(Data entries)
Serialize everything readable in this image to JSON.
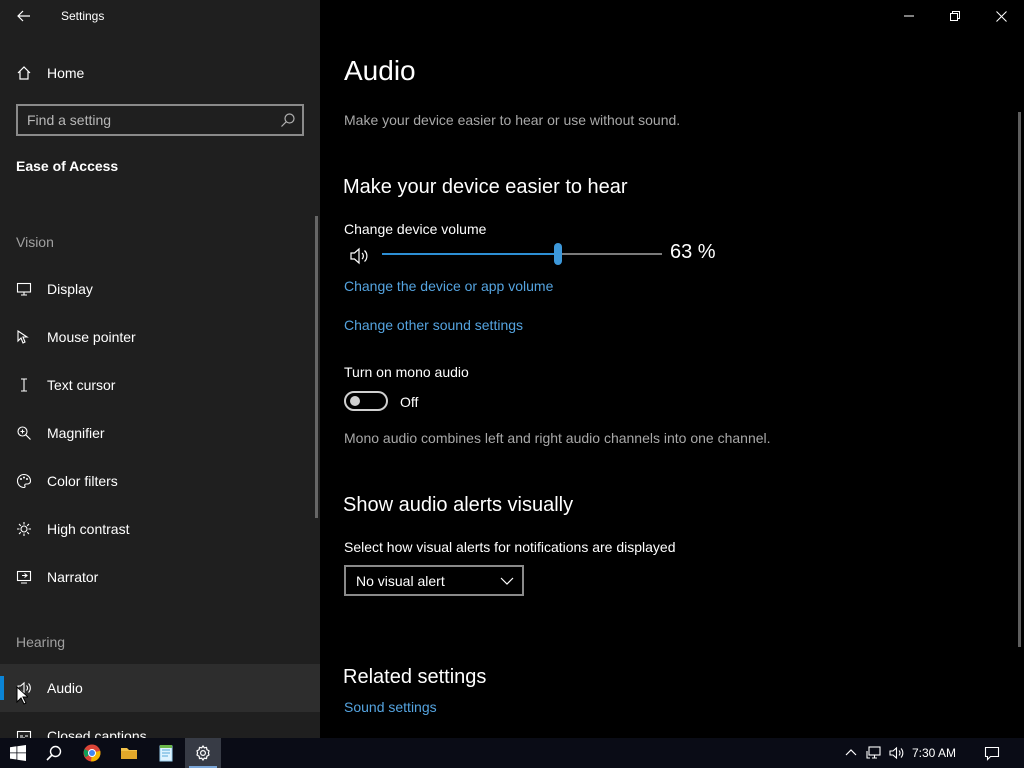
{
  "window": {
    "title": "Settings"
  },
  "sidebar": {
    "home_label": "Home",
    "search": {
      "placeholder": "Find a setting"
    },
    "category_title": "Ease of Access",
    "groups": {
      "vision": {
        "header": "Vision",
        "items": [
          {
            "label": "Display",
            "icon": "monitor-icon"
          },
          {
            "label": "Mouse pointer",
            "icon": "mouse-pointer-icon"
          },
          {
            "label": "Text cursor",
            "icon": "text-cursor-icon"
          },
          {
            "label": "Magnifier",
            "icon": "magnifier-icon"
          },
          {
            "label": "Color filters",
            "icon": "palette-icon"
          },
          {
            "label": "High contrast",
            "icon": "contrast-icon"
          },
          {
            "label": "Narrator",
            "icon": "narrator-icon"
          }
        ]
      },
      "hearing": {
        "header": "Hearing",
        "items": [
          {
            "label": "Audio",
            "icon": "speaker-icon",
            "selected": true
          },
          {
            "label": "Closed captions",
            "icon": "captions-icon"
          }
        ]
      }
    }
  },
  "main": {
    "title": "Audio",
    "description": "Make your device easier to hear or use without sound.",
    "hear_section": {
      "heading": "Make your device easier to hear",
      "volume_label": "Change device volume",
      "volume_value": 63,
      "volume_text": "63 %",
      "link_device_volume": "Change the device or app volume",
      "link_sound_settings": "Change other sound settings",
      "mono_label": "Turn on mono audio",
      "mono_state": "Off",
      "mono_desc": "Mono audio combines left and right audio channels into one channel."
    },
    "alerts_section": {
      "heading": "Show audio alerts visually",
      "select_label": "Select how visual alerts for notifications are displayed",
      "select_value": "No visual alert"
    },
    "related": {
      "heading": "Related settings",
      "link": "Sound settings"
    }
  },
  "taskbar": {
    "apps": [
      "start-icon",
      "search-icon",
      "chrome-icon",
      "file-explorer-icon",
      "notepad-icon",
      "settings-icon"
    ],
    "clock": "7:30 AM"
  },
  "colors": {
    "accent": "#0a84d6",
    "link": "#55a4e0",
    "sidebar_bg": "#1f1f1f"
  }
}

**Job**
Gather each line in the entries above where the string "contrast" is found.

**Solved problem**
            "label": "High contrast",
            "icon": "contrast-icon"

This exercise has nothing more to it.